TRECHO CITADO.
::::

A derrota por 3 sets a 0 para um argentino quase 40 anos mais novo pôs fim ao sonho de Luiz Henrique Medina de conquistar uma medalha individual em Guadalajara. Mesmo frustrado pelo revés, o paulista nem de longe ficou abalado.
Para quem superou uma lista considerável de deficiências físicas e a desconfiança sobre sua capacidade durante toda a vida, estar ali provando que todo sonho é possível já era uma grande vitória.
Kaíque, como gosta de ser chamado, nasceu sem os dois antebraços, a perna esquerda, o dedão do pé direto, a língua e o maxilar. Criado no Lar Escola São Francisco, em São Paulo, passou por mais de 40 cirurgias corretivas e superou um a um todos os obstáculos que surgiram no caminho. Enquanto trabalhava como auxiliar de fisioterapia, estudou Biologia na USP. Formado, passou em primeiro lugar em um concurso público para se especializar em citologia no Instituto Brasileiro Contra o Câncer (IBCC), e trabalhou como analista de câncer ginecológico na Secretaria de Saúde do Estado de São Paulo por 30 anos.

::::

Registros de dados armazenados.
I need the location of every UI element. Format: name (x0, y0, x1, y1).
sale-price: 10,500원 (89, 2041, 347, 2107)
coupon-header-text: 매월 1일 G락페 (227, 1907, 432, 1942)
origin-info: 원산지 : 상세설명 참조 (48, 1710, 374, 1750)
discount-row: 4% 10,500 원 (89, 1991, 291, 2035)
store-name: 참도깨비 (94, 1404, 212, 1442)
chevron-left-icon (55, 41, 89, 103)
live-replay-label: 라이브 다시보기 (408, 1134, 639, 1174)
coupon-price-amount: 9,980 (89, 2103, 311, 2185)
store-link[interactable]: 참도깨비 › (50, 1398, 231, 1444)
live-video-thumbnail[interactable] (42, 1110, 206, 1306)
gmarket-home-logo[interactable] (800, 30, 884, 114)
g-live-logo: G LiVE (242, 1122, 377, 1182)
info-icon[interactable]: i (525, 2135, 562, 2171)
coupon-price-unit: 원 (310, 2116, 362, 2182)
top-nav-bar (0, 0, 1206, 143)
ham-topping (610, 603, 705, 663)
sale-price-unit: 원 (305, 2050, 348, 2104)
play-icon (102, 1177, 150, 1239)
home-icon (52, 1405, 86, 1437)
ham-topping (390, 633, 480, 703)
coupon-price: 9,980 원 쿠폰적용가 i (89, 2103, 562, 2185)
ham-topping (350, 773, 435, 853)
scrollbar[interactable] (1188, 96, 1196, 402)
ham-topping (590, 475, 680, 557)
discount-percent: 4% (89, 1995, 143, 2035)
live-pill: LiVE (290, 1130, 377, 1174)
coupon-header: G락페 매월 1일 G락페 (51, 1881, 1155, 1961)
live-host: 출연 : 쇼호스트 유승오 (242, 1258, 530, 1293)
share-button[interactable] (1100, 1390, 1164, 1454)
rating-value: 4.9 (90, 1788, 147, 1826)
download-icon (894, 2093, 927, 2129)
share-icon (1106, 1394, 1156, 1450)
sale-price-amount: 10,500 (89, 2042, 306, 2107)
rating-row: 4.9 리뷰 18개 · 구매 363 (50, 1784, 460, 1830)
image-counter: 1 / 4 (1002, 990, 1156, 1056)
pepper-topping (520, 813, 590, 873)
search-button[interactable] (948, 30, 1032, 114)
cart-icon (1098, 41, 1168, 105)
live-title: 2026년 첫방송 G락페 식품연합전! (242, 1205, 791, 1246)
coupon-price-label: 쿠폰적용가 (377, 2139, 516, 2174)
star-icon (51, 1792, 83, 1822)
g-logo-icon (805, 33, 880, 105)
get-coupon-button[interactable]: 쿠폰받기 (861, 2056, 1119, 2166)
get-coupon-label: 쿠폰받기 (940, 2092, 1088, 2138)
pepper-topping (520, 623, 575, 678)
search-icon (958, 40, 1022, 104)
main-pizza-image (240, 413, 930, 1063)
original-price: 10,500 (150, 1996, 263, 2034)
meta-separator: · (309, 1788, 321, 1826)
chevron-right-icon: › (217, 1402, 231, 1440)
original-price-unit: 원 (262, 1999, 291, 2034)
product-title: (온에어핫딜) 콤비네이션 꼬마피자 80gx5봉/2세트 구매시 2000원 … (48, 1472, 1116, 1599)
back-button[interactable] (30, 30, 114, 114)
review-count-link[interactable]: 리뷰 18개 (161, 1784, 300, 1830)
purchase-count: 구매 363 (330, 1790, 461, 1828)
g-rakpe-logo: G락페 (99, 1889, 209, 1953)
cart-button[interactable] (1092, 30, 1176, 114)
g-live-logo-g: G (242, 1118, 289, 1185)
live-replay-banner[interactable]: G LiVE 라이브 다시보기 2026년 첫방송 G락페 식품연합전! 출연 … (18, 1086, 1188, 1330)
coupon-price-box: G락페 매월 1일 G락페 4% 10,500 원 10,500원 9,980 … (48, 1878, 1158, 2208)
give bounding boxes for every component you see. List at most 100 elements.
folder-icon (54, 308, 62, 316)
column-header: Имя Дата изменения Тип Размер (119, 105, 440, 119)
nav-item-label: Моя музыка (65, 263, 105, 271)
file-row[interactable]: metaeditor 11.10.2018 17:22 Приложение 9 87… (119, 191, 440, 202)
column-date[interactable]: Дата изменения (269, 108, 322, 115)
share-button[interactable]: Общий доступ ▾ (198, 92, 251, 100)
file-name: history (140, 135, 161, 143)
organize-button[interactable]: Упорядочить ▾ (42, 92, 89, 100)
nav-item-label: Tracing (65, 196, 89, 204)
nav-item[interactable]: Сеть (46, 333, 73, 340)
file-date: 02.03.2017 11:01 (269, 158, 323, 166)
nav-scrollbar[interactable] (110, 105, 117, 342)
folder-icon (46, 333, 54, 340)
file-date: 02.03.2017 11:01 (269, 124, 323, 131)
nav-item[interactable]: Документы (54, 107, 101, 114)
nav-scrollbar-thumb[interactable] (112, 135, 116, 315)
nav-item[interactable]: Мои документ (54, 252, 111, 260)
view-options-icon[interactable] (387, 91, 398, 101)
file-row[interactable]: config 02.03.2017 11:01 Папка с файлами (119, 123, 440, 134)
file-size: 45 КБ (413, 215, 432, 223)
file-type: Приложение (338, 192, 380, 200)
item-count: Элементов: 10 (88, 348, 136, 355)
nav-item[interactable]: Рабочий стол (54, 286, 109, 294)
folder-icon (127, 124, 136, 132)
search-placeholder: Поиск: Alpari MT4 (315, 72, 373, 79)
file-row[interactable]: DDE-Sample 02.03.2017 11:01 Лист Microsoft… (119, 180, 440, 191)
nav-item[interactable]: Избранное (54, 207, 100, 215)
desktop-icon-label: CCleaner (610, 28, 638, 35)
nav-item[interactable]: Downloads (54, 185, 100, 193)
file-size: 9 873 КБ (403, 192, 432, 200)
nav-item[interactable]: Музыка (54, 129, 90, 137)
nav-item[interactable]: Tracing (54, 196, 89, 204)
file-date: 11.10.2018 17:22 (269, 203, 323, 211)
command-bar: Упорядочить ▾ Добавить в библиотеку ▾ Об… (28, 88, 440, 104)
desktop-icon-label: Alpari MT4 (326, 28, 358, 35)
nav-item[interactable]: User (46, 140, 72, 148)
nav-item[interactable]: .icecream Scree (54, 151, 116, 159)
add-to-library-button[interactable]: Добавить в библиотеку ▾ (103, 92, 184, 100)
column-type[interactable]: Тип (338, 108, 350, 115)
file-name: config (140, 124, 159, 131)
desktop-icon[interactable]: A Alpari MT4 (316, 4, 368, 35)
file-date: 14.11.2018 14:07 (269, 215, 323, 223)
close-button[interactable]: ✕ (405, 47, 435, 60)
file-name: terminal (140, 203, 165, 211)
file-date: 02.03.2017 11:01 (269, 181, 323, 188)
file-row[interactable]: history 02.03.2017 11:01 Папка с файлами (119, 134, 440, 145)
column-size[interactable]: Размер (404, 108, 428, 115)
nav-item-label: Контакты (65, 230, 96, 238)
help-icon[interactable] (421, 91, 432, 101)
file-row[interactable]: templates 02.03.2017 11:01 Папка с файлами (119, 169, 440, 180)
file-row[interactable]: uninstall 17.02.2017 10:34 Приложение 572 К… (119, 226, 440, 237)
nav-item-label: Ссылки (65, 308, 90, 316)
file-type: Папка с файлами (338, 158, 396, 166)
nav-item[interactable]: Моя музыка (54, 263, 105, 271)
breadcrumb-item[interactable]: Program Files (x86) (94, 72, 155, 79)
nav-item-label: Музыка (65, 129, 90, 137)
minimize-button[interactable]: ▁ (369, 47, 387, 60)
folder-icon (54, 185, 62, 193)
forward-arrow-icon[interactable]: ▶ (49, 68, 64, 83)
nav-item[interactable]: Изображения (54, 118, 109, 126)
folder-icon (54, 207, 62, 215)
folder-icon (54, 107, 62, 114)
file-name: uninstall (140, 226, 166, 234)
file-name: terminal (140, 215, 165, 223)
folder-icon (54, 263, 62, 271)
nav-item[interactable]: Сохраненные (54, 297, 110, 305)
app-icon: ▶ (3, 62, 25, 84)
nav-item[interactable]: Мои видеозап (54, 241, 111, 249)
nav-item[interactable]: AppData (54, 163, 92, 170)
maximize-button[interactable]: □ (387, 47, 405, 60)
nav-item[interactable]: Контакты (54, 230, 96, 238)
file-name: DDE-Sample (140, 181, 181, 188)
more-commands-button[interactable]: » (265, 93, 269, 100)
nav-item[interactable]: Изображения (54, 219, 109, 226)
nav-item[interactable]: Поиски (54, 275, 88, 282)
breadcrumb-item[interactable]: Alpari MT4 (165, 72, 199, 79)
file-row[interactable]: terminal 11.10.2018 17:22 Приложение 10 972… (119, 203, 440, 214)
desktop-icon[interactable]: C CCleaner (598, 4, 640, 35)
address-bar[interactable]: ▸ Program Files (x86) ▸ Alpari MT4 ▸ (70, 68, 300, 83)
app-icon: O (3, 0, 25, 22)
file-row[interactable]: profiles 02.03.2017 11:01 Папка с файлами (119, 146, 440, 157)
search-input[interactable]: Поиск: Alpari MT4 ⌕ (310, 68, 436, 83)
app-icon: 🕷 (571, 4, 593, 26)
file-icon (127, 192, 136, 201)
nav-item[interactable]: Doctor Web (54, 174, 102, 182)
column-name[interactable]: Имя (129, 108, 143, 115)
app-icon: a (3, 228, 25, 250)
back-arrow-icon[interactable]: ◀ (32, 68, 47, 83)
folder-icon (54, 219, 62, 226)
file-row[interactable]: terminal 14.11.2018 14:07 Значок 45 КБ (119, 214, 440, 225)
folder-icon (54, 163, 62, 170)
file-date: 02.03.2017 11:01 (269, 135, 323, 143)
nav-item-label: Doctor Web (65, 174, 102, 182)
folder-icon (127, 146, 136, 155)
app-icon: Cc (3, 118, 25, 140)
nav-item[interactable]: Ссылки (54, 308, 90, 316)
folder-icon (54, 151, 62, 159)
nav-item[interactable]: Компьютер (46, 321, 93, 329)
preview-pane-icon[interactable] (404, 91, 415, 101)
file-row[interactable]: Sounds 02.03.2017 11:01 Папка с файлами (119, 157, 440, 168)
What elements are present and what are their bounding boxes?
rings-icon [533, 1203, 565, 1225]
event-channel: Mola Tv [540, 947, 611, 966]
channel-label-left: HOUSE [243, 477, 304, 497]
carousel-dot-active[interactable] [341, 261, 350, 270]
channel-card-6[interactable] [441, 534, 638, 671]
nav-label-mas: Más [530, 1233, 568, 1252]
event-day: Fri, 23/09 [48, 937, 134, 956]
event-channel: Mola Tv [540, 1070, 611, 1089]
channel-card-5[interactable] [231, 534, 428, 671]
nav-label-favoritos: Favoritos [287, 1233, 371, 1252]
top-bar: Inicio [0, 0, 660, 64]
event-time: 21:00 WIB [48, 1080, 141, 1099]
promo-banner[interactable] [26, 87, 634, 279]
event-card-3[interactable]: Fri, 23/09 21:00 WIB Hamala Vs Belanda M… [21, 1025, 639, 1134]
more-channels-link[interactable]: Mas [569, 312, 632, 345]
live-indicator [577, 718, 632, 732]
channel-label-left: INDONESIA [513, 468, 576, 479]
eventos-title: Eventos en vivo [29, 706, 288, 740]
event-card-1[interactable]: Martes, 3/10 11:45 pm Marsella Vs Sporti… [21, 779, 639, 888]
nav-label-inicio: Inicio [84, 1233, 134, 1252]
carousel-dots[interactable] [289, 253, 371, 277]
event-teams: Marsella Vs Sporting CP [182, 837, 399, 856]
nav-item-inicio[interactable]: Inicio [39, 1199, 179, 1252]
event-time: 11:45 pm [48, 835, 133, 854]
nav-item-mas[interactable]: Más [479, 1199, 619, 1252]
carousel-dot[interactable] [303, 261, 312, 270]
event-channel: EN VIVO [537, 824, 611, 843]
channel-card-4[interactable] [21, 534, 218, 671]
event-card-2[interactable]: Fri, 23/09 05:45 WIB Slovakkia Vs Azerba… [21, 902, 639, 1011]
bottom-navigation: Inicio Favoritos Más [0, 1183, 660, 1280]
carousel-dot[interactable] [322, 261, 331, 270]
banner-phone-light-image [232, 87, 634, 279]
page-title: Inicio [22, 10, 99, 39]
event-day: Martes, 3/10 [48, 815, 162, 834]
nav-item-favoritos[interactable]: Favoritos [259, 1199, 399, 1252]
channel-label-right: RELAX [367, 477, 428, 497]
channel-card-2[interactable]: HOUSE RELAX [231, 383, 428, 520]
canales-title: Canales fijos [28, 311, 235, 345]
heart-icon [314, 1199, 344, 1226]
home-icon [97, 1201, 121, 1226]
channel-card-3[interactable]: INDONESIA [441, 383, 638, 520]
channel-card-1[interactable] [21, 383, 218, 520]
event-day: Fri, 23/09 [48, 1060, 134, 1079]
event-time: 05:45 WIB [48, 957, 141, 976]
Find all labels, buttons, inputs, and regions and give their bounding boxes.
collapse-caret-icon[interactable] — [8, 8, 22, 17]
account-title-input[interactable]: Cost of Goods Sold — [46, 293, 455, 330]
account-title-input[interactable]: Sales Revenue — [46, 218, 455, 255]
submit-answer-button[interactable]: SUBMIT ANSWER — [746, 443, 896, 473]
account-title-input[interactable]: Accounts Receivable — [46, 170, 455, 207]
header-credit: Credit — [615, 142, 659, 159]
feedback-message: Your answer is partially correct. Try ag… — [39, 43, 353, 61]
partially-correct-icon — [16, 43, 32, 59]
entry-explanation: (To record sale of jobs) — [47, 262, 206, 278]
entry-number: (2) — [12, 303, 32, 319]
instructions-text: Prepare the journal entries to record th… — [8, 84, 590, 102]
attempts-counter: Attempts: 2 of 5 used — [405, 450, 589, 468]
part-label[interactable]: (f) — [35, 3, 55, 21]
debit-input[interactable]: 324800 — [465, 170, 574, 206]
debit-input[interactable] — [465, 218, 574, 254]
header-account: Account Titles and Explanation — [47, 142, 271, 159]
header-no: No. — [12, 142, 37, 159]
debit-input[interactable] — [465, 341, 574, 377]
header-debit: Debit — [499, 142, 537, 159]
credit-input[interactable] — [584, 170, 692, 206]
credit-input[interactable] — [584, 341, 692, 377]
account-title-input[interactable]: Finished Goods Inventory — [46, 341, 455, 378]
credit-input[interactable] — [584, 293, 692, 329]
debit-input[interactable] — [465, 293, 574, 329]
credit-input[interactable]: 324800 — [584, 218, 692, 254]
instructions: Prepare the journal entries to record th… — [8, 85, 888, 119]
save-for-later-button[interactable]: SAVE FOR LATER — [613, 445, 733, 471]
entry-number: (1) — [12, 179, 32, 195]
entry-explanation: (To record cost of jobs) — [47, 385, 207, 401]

::::

INSTRUÇÕES DA TAREFA. Redigite por completo o texto sobre Luiz Henrique Medina, sem mudar nenhuma palavra nem sinal.

RESULTADO DO EXERCÍCIO.
A derrota por 3 sets a 0 para um argentino quase 40 anos mais novo pôs fim ao sonho de Luiz Henrique Medina de conquistar uma medalha individual em Guadalajara. Mesmo frustrado pelo revés, o paulista nem de longe ficou abalado.
Para quem superou uma lista considerável de deficiências físicas e a desconfiança sobre sua capacidade durante toda a vida, estar ali provando que todo sonho é possível já era uma grande vitória.
Kaíque, como gosta de ser chamado, nasceu sem os dois antebraços, a perna esquerda, o dedão do pé direto, a língua e o maxilar. Criado no Lar Escola São Francisco, em São Paulo, passou por mais de 40 cirurgias corretivas e superou um a um todos os obstáculos que surgiram no caminho. Enquanto trabalhava como auxiliar de fisioterapia, estudou Biologia na USP. Formado, passou em primeiro lugar em um concurso público para se especializar em citologia no Instituto Brasileiro Contra o Câncer (IBCC), e trabalhou como analista de câncer ginecológico na Secretaria de Saúde do Estado de São Paulo por 30 anos.